◆ **What is being asked**
Work out how many lines of the listing hold "inkl", then state only that count.

◆ **Entries shown**
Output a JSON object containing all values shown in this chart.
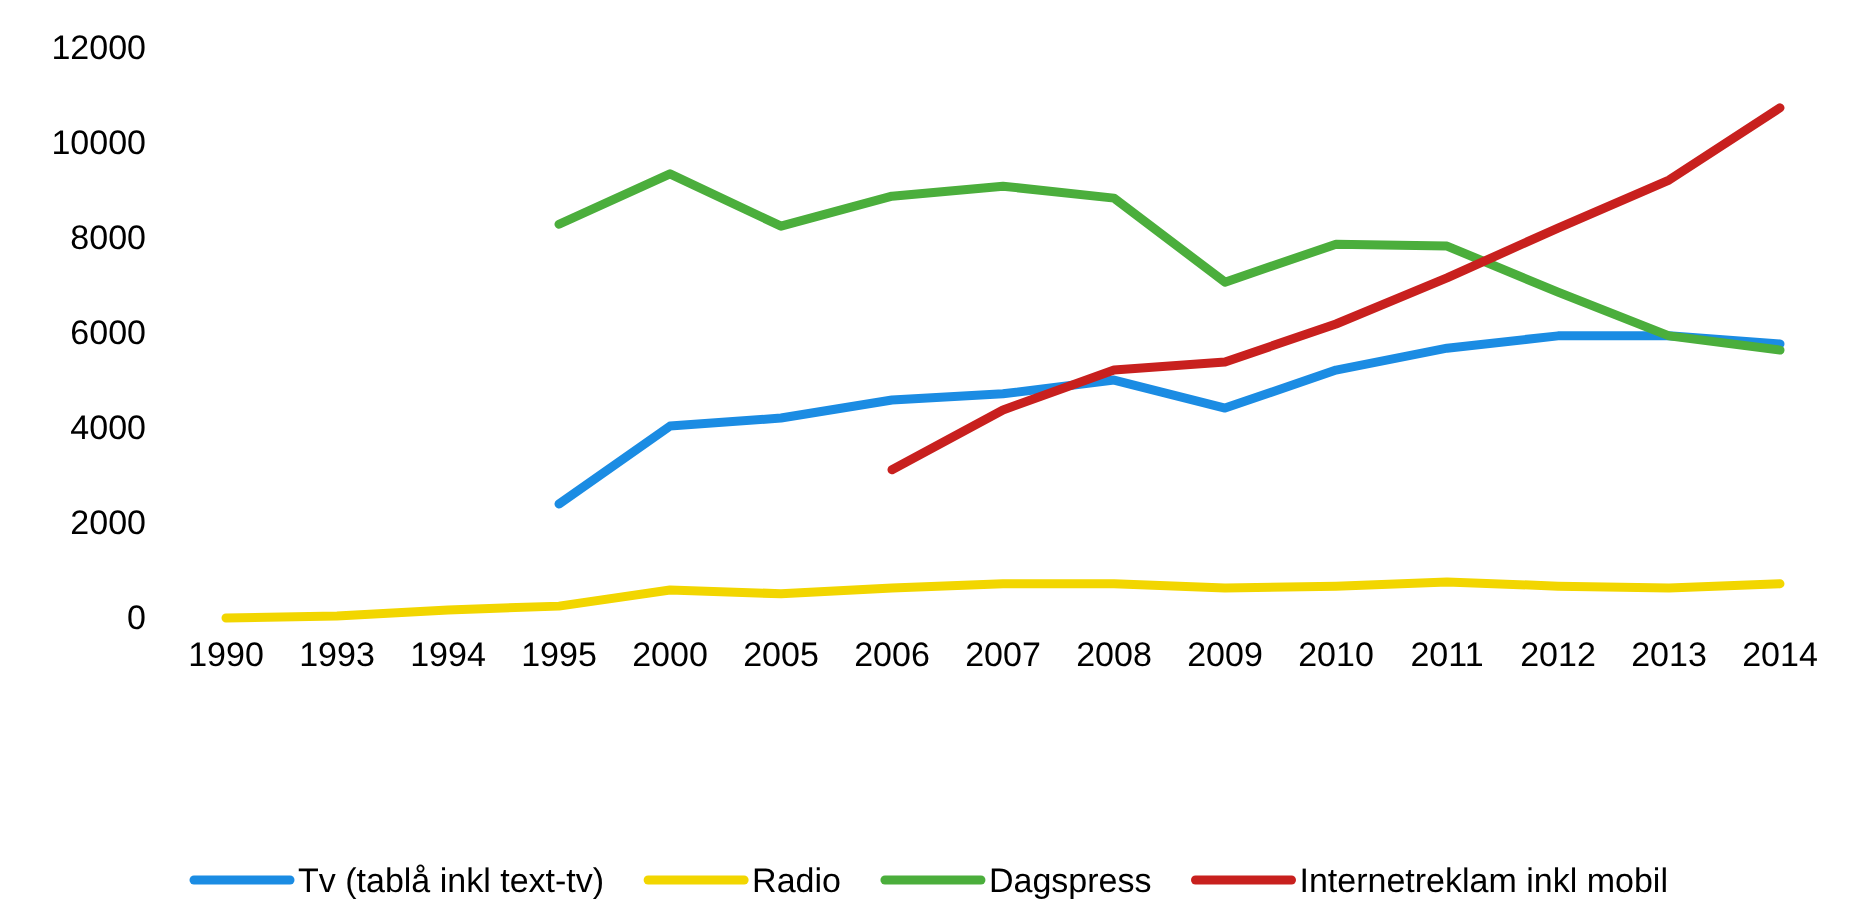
{
  "chart_data": {
    "type": "line",
    "categories": [
      "1990",
      "1993",
      "1994",
      "1995",
      "2000",
      "2005",
      "2006",
      "2007",
      "2008",
      "2009",
      "2010",
      "2011",
      "2012",
      "2013",
      "2014"
    ],
    "ylim": [
      0,
      12000
    ],
    "yticks": [
      0,
      2000,
      4000,
      6000,
      8000,
      10000,
      12000
    ],
    "legend": "bottom",
    "marker": "none",
    "line_style": "solid",
    "series": [
      {
        "name": "Tv (tablå inkl text-tv)",
        "color": "#1b8ce3",
        "values": [
          null,
          null,
          null,
          2400,
          4040,
          4210,
          4590,
          4720,
          5010,
          4420,
          5220,
          5680,
          5940,
          5940,
          5770
        ]
      },
      {
        "name": "Radio",
        "color": "#f2d600",
        "values": [
          0,
          40,
          170,
          250,
          590,
          510,
          630,
          720,
          720,
          630,
          670,
          760,
          670,
          630,
          720
        ]
      },
      {
        "name": "Dagspress",
        "color": "#4bae3c",
        "values": [
          null,
          null,
          null,
          8290,
          9350,
          8250,
          8880,
          9090,
          8840,
          7070,
          7870,
          7830,
          6860,
          5940,
          5640
        ]
      },
      {
        "name": "Internetreklam inkl mobil",
        "color": "#c8201e",
        "values": [
          null,
          null,
          null,
          null,
          null,
          null,
          3120,
          4380,
          5220,
          5390,
          6190,
          7160,
          8210,
          9220,
          10740
        ]
      }
    ]
  }
}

◆ **Exercise result**
2